### Entries provided
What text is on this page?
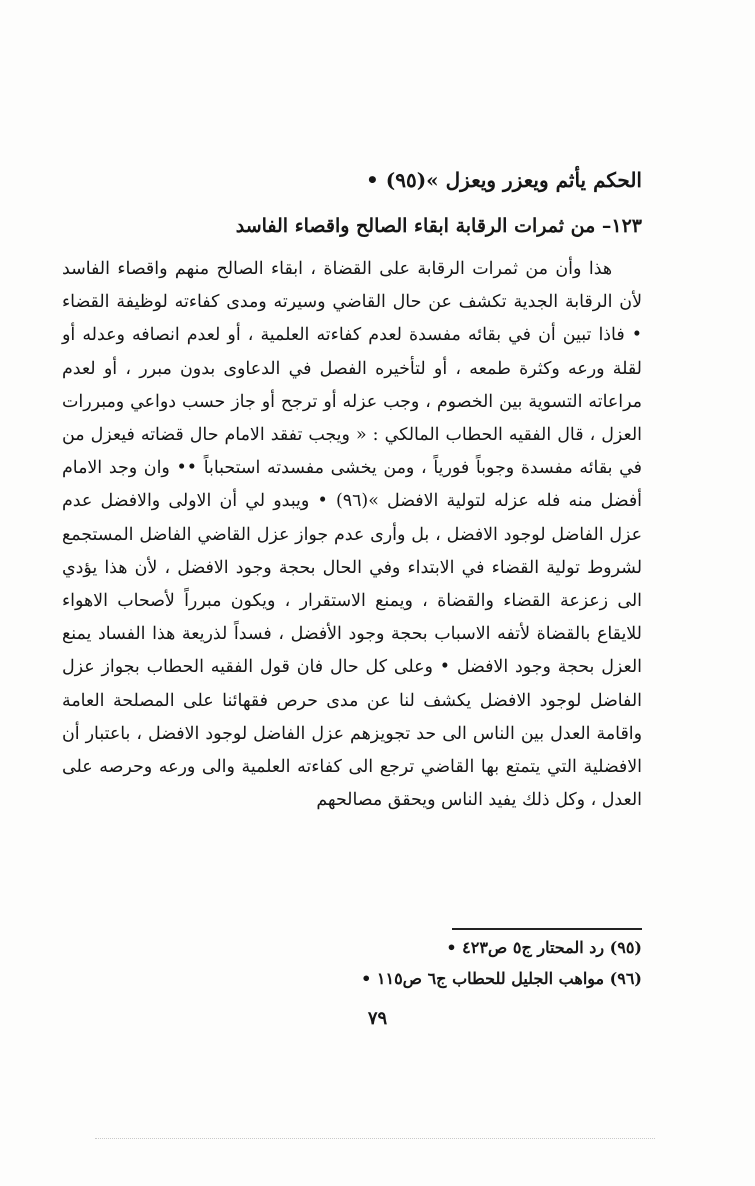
الحكم يأثم ويعزر ويعزل »(٩٥) •
١٢٣– من ثمرات الرقابة ابقاء الصالح واقصاء الفاسد

هذا وأن من ثمرات الرقابة على القضاة ، ابقاء الصالح منهم واقصاء الفاسد لأن الرقابة الجدية تكشف عن حال القاضي وسيرته ومدى كفاءته لوظيفة القضاء • فاذا تبين أن في بقائه مفسدة لعدم كفاءته العلمية ، أو لعدم انصافه وعدله أو لقلة ورعه وكثرة طمعه ، أو لتأخيره الفصل في الدعاوى بدون مبرر ، أو لعدم مراعاته التسوية بين الخصوم ، وجب عزله أو ترجح أو جاز حسب دواعي ومبررات العزل ، قال الفقيه الحطاب المالكي : « ويجب تفقد الامام حال قضاته فيعزل من في بقائه مفسدة وجوباً فورياً ، ومن يخشى مفسدته استحباباً •• وان وجد الامام أفضل منه فله عزله لتولية الافضل »(٩٦) • ويبدو لي أن الاولى والافضل عدم عزل الفاضل لوجود الافضل ، بل وأرى عدم جواز عزل القاضي الفاضل المستجمع لشروط تولية القضاء في الابتداء وفي الحال بحجة وجود الافضل ، لأن هذا يؤدي الى زعزعة القضاء والقضاة ، ويمنع الاستقرار ، ويكون مبرراً لأصحاب الاهواء للايقاع بالقضاة لأتفه الاسباب بحجة وجود الأفضل ، فسداً لذريعة هذا الفساد يمنع العزل بحجة وجود الافضل • وعلى كل حال فان قول الفقيه الحطاب بجواز عزل الفاضل لوجود الافضل يكشف لنا عن مدى حرص فقهائنا على المصلحة العامة واقامة العدل بين الناس الى حد تجويزهم عزل الفاضل لوجود الافضل ، باعتبار أن الافضلية التي يتمتع بها القاضي ترجع الى كفاءته العلمية والى ورعه وحرصه على العدل ، وكل ذلك يفيد الناس ويحقق مصالحهم

(٩٥) رد المحتار ج٥ ص٤٢٣ •
(٩٦) مواهب الجليل للحطاب ج٦ ص١١٥ •
٧٩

### What is expected
Quote all of the entries word for word, omitting any pictures.

### Finished exercise
What text is on this page?
الحكم يأثم ويعزر ويعزل »(٩٥) •
١٢٣– من ثمرات الرقابة ابقاء الصالح واقصاء الفاسد

هذا وأن من ثمرات الرقابة على القضاة ، ابقاء الصالح منهم واقصاء الفاسد لأن الرقابة الجدية تكشف عن حال القاضي وسيرته ومدى كفاءته لوظيفة القضاء • فاذا تبين أن في بقائه مفسدة لعدم كفاءته العلمية ، أو لعدم انصافه وعدله أو لقلة ورعه وكثرة طمعه ، أو لتأخيره الفصل في الدعاوى بدون مبرر ، أو لعدم مراعاته التسوية بين الخصوم ، وجب عزله أو ترجح أو جاز حسب دواعي ومبررات العزل ، قال الفقيه الحطاب المالكي : « ويجب تفقد الامام حال قضاته فيعزل من في بقائه مفسدة وجوباً فورياً ، ومن يخشى مفسدته استحباباً •• وان وجد الامام أفضل منه فله عزله لتولية الافضل »(٩٦) • ويبدو لي أن الاولى والافضل عدم عزل الفاضل لوجود الافضل ، بل وأرى عدم جواز عزل القاضي الفاضل المستجمع لشروط تولية القضاء في الابتداء وفي الحال بحجة وجود الافضل ، لأن هذا يؤدي الى زعزعة القضاء والقضاة ، ويمنع الاستقرار ، ويكون مبرراً لأصحاب الاهواء للايقاع بالقضاة لأتفه الاسباب بحجة وجود الأفضل ، فسداً لذريعة هذا الفساد يمنع العزل بحجة وجود الافضل • وعلى كل حال فان قول الفقيه الحطاب بجواز عزل الفاضل لوجود الافضل يكشف لنا عن مدى حرص فقهائنا على المصلحة العامة واقامة العدل بين الناس الى حد تجويزهم عزل الفاضل لوجود الافضل ، باعتبار أن الافضلية التي يتمتع بها القاضي ترجع الى كفاءته العلمية والى ورعه وحرصه على العدل ، وكل ذلك يفيد الناس ويحقق مصالحهم

(٩٥) رد المحتار ج٥ ص٤٢٣ •
(٩٦) مواهب الجليل للحطاب ج٦ ص١١٥ •
٧٩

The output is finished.